* begin *

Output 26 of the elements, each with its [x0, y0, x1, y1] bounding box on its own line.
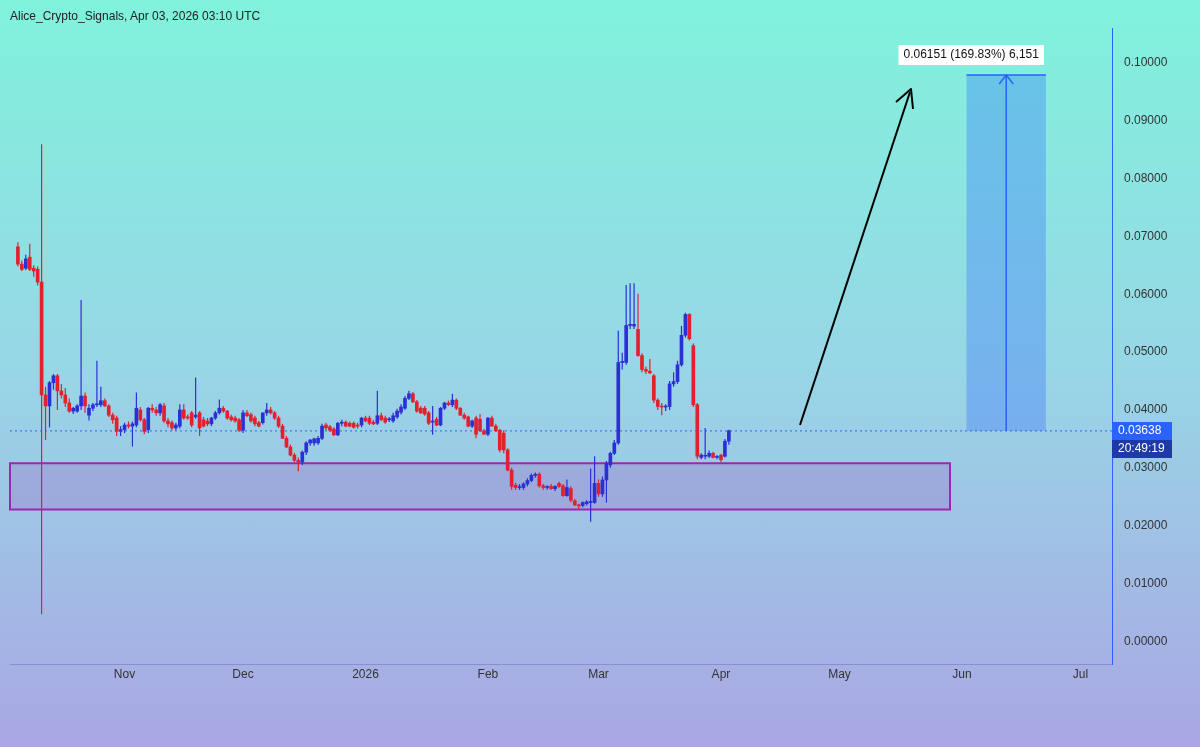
y-tick-label: 0.04000	[1124, 402, 1168, 417]
y-tick-label: 0.00000	[1124, 633, 1168, 648]
x-tick-label: Nov	[113, 667, 136, 682]
x-tick-label: Mar	[588, 667, 609, 682]
y-tick-label: 0.10000	[1124, 55, 1168, 70]
candlestick	[87, 404, 91, 421]
chart-title: Alice_Crypto_Signals, Apr 03, 2026 03:10 UTC	[10, 9, 261, 23]
y-tick-label: 0.07000	[1124, 228, 1168, 243]
y-tick-label: 0.08000	[1124, 170, 1168, 185]
x-tick-label: Jun	[952, 667, 972, 682]
x-tick-label: Feb	[477, 667, 499, 682]
text: 20:49:19	[1118, 441, 1166, 456]
y-tick-label: 0.01000	[1124, 575, 1168, 590]
ref-line-label: 0.03638	[1118, 423, 1162, 438]
x-tick-label: Apr	[711, 667, 731, 682]
y-tick-label: 0.03000	[1124, 460, 1168, 475]
y-tick-label: 0.09000	[1124, 112, 1168, 127]
x-tick-label: Jul	[1072, 667, 1089, 682]
x-tick-label: 2026	[352, 667, 380, 682]
x-tick-label: May	[828, 667, 851, 682]
band-label: 0.06151 (169.83%) 6,151	[903, 47, 1040, 62]
y-tick-label: 0.05000	[1124, 344, 1168, 359]
y-tick-label: 0.06000	[1124, 286, 1168, 301]
y-tick-label: 0.02000	[1124, 518, 1168, 533]
x-tick-label: Dec	[232, 667, 254, 682]
candlestick	[79, 300, 83, 410]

* end *

What you should do:
Copy out every line of the item above character for character, leaving out the picture.

Response to the exercise:
Output 26 of the elements, each with its [x0, y0, x1, y1] bounding box on its own line.
y-tick-label: 0.04000	[1124, 402, 1168, 417]
y-tick-label: 0.00000	[1124, 633, 1168, 648]
x-tick-label: Nov	[113, 667, 136, 682]
x-tick-label: Mar	[588, 667, 609, 682]
y-tick-label: 0.10000	[1124, 55, 1168, 70]
candlestick	[87, 404, 91, 421]
chart-title: Alice_Crypto_Signals, Apr 03, 2026 03:10 UTC	[10, 9, 261, 23]
y-tick-label: 0.07000	[1124, 228, 1168, 243]
y-tick-label: 0.08000	[1124, 170, 1168, 185]
x-tick-label: Jun	[952, 667, 972, 682]
x-tick-label: Feb	[477, 667, 499, 682]
text: 20:49:19	[1118, 441, 1166, 456]
y-tick-label: 0.01000	[1124, 575, 1168, 590]
ref-line-label: 0.03638	[1118, 423, 1162, 438]
x-tick-label: Apr	[711, 667, 731, 682]
y-tick-label: 0.03000	[1124, 460, 1168, 475]
y-tick-label: 0.09000	[1124, 112, 1168, 127]
x-tick-label: Jul	[1072, 667, 1089, 682]
x-tick-label: 2026	[352, 667, 380, 682]
x-tick-label: May	[828, 667, 851, 682]
band-label: 0.06151 (169.83%) 6,151	[903, 47, 1040, 62]
y-tick-label: 0.05000	[1124, 344, 1168, 359]
y-tick-label: 0.06000	[1124, 286, 1168, 301]
y-tick-label: 0.02000	[1124, 518, 1168, 533]
x-tick-label: Dec	[232, 667, 254, 682]
candlestick	[79, 300, 83, 410]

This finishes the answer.